### [ENTRIES SHOWN]
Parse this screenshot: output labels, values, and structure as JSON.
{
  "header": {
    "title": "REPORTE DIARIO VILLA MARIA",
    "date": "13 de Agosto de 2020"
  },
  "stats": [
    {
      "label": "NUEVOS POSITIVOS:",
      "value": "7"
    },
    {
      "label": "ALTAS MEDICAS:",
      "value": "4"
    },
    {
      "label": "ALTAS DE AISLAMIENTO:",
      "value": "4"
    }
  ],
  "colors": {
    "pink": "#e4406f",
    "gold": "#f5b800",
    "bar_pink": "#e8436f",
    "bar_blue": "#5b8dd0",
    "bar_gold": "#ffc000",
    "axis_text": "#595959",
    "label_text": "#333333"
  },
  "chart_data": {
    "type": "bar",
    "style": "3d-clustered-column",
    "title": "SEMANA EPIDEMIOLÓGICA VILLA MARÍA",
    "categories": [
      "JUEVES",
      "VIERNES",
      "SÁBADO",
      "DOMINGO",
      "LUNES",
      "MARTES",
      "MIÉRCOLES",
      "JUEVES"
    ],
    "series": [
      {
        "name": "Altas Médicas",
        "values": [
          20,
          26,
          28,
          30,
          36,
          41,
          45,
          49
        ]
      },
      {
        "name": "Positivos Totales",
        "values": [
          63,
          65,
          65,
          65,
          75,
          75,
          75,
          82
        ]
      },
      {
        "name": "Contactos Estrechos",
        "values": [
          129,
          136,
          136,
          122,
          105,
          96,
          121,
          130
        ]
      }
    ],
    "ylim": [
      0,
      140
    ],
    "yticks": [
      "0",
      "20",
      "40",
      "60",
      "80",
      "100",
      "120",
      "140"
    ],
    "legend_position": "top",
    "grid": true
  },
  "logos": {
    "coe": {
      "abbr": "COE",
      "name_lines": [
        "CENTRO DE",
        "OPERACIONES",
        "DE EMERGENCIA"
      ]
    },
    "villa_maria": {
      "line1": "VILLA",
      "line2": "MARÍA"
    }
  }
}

### [INSTRUCTIONS FOR THE TASK]
Write out all records exactly, keeping every detail.

### [THE ANSWER]
Parse this screenshot: output labels, values, and structure as JSON.
{
  "header": {
    "title": "REPORTE DIARIO VILLA MARIA",
    "date": "13 de Agosto de 2020"
  },
  "stats": [
    {
      "label": "NUEVOS POSITIVOS:",
      "value": "7"
    },
    {
      "label": "ALTAS MEDICAS:",
      "value": "4"
    },
    {
      "label": "ALTAS DE AISLAMIENTO:",
      "value": "4"
    }
  ],
  "colors": {
    "pink": "#e4406f",
    "gold": "#f5b800",
    "bar_pink": "#e8436f",
    "bar_blue": "#5b8dd0",
    "bar_gold": "#ffc000",
    "axis_text": "#595959",
    "label_text": "#333333"
  },
  "chart_data": {
    "type": "bar",
    "style": "3d-clustered-column",
    "title": "SEMANA EPIDEMIOLÓGICA VILLA MARÍA",
    "categories": [
      "JUEVES",
      "VIERNES",
      "SÁBADO",
      "DOMINGO",
      "LUNES",
      "MARTES",
      "MIÉRCOLES",
      "JUEVES"
    ],
    "series": [
      {
        "name": "Altas Médicas",
        "values": [
          20,
          26,
          28,
          30,
          36,
          41,
          45,
          49
        ]
      },
      {
        "name": "Positivos Totales",
        "values": [
          63,
          65,
          65,
          65,
          75,
          75,
          75,
          82
        ]
      },
      {
        "name": "Contactos Estrechos",
        "values": [
          129,
          136,
          136,
          122,
          105,
          96,
          121,
          130
        ]
      }
    ],
    "ylim": [
      0,
      140
    ],
    "yticks": [
      "0",
      "20",
      "40",
      "60",
      "80",
      "100",
      "120",
      "140"
    ],
    "legend_position": "top",
    "grid": true
  },
  "logos": {
    "coe": {
      "abbr": "COE",
      "name_lines": [
        "CENTRO DE",
        "OPERACIONES",
        "DE EMERGENCIA"
      ]
    },
    "villa_maria": {
      "line1": "VILLA",
      "line2": "MARÍA"
    }
  }
}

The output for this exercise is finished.